What is being asked: Could you copy every line from the material below in which "Search" appears?

* * * * * * *

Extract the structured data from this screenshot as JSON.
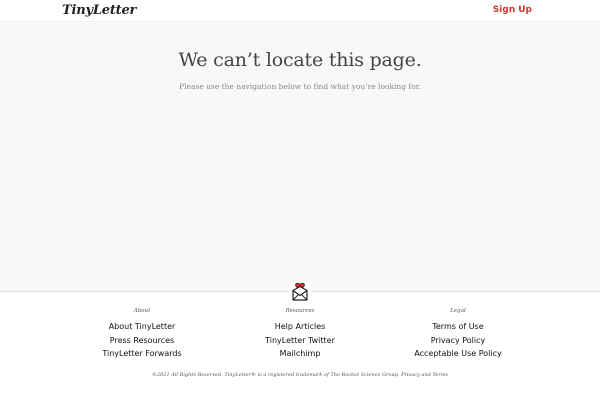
{
  "header": {
    "logo": "TinyLetter",
    "signup_label": "Sign Up"
  },
  "colors": {
    "accent": "#d9332b",
    "heart": "#e0302a",
    "background": "#f8f8f8"
  },
  "main": {
    "headline": "We can’t locate this page.",
    "subtext": "Please use the navigation below to find what you’re looking for."
  },
  "footer": {
    "emblem_icon": "envelope-heart-icon",
    "columns": [
      {
        "heading": "About",
        "links": [
          "About TinyLetter",
          "Press Resources",
          "TinyLetter Forwards"
        ]
      },
      {
        "heading": "Resources",
        "links": [
          "Help Articles",
          "TinyLetter Twitter",
          "Mailchimp"
        ]
      },
      {
        "heading": "Legal",
        "links": [
          "Terms of Use",
          "Privacy Policy",
          "Acceptable Use Policy"
        ]
      }
    ],
    "copyright_text": "©2021 All Rights Reserved. TinyLetter® is a registered trademark of The Rocket Science Group.",
    "privacy_link": "Privacy",
    "and_text": "and",
    "terms_link": "Terms"
  }
}
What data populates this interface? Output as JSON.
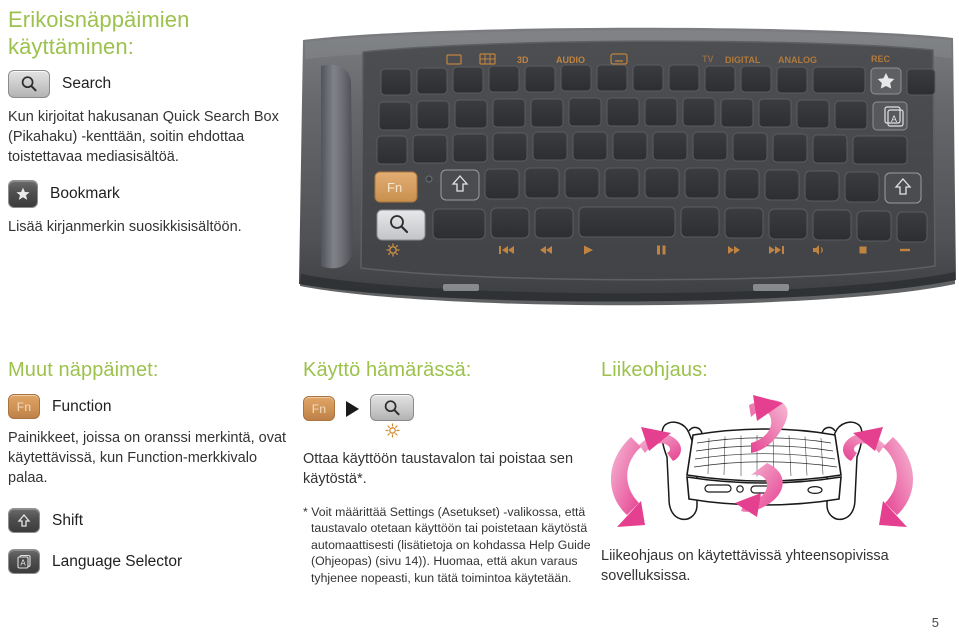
{
  "top_left": {
    "heading": "Erikoisnäppäimien käyttäminen:",
    "search_key_label": "Search",
    "search_desc": "Kun kirjoitat hakusanan Quick Search Box (Pikahaku) -kenttään, soitin ehdottaa toistettavaa mediasisältöä.",
    "bookmark_key_label": "Bookmark",
    "bookmark_desc": "Lisää kirjanmerkin suosikkisisältöön."
  },
  "keyboard": {
    "top_labels_left": [
      "[I+]",
      "grid",
      "3D",
      "AUDIO",
      "subtitle"
    ],
    "top_labels_right": [
      "TV",
      "DIGITAL",
      "ANALOG",
      "REC"
    ],
    "fn_key": "Fn",
    "media_icons": [
      "brightness",
      "prev-track",
      "rewind",
      "play",
      "pause",
      "fast-forward",
      "next-track",
      "volume",
      "stop",
      "mute"
    ]
  },
  "col_other_keys": {
    "heading": "Muut näppäimet:",
    "function_key": "Fn",
    "function_label": "Function",
    "function_desc": "Painikkeet, joissa on oranssi merkintä, ovat käytettävissä, kun Function-merkkivalo palaa.",
    "shift_label": "Shift",
    "language_label": "Language Selector"
  },
  "col_dark": {
    "heading": "Käyttö hämärässä:",
    "fn_key": "Fn",
    "desc": "Ottaa käyttöön taustavalon tai poistaa sen käytöstä*.",
    "footnote": "* Voit määrittää Settings (Asetukset) -valikossa, että taustavalo otetaan käyttöön tai poistetaan käytöstä automaattisesti (lisätietoja on kohdassa Help Guide (Ohjeopas) (sivu 14)). Huomaa, että akun varaus tyhjenee nopeasti, kun tätä toimintoa käytetään."
  },
  "col_motion": {
    "heading": "Liikeohjaus:",
    "desc": "Liikeohjaus on käytettävissä yhteensopivissa sovelluksissa."
  },
  "page_number": "5",
  "colors": {
    "heading_green": "#9cc24d",
    "accent_orange": "#d08a28",
    "arrow_pink": "#e8418f",
    "arrow_pink_light": "#f2a7c8"
  }
}
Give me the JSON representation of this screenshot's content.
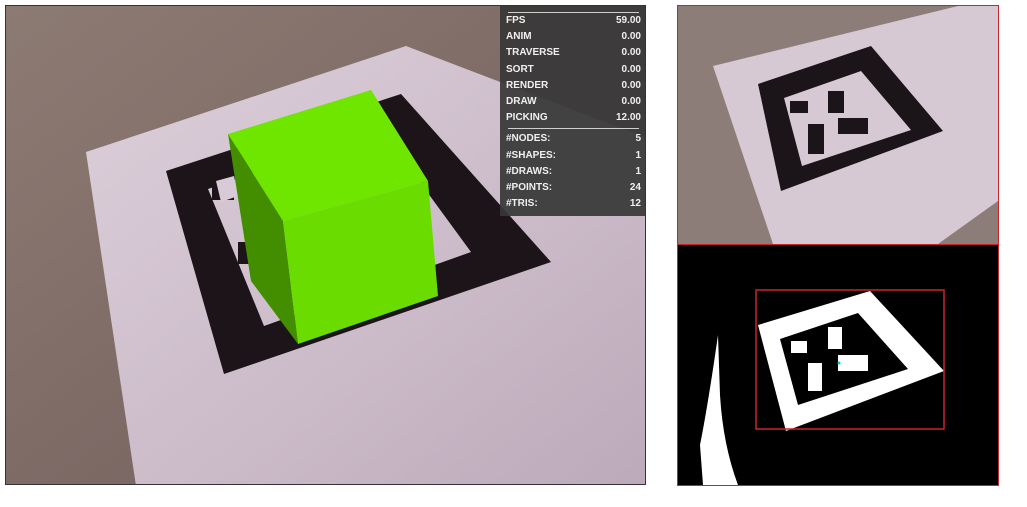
{
  "stats": {
    "timing": [
      {
        "label": "FPS",
        "value": "59.00"
      },
      {
        "label": "ANIM",
        "value": "0.00"
      },
      {
        "label": "TRAVERSE",
        "value": "0.00"
      },
      {
        "label": "SORT",
        "value": "0.00"
      },
      {
        "label": "RENDER",
        "value": "0.00"
      },
      {
        "label": "DRAW",
        "value": "0.00"
      },
      {
        "label": "PICKING",
        "value": "12.00"
      }
    ],
    "counts": [
      {
        "label": "#NODES:",
        "value": "5"
      },
      {
        "label": "#SHAPES:",
        "value": "1"
      },
      {
        "label": "#DRAWS:",
        "value": "1"
      },
      {
        "label": "#POINTS:",
        "value": "24"
      },
      {
        "label": "#TRIS:",
        "value": "12"
      }
    ]
  },
  "colors": {
    "cube_front": "#6bdc00",
    "cube_top": "#6ee600",
    "cube_side": "#3f8a00",
    "marker": "#1c1418",
    "paper": "#cdbcc8",
    "highlight": "#c9262c"
  }
}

* * * * * * *

Response:
    "search_key_label": "Search",
    "search_desc": "Kun kirjoitat hakusanan Quick Search Box (Pikahaku) -kenttään, soitin ehdottaa toistettavaa mediasisältöä.",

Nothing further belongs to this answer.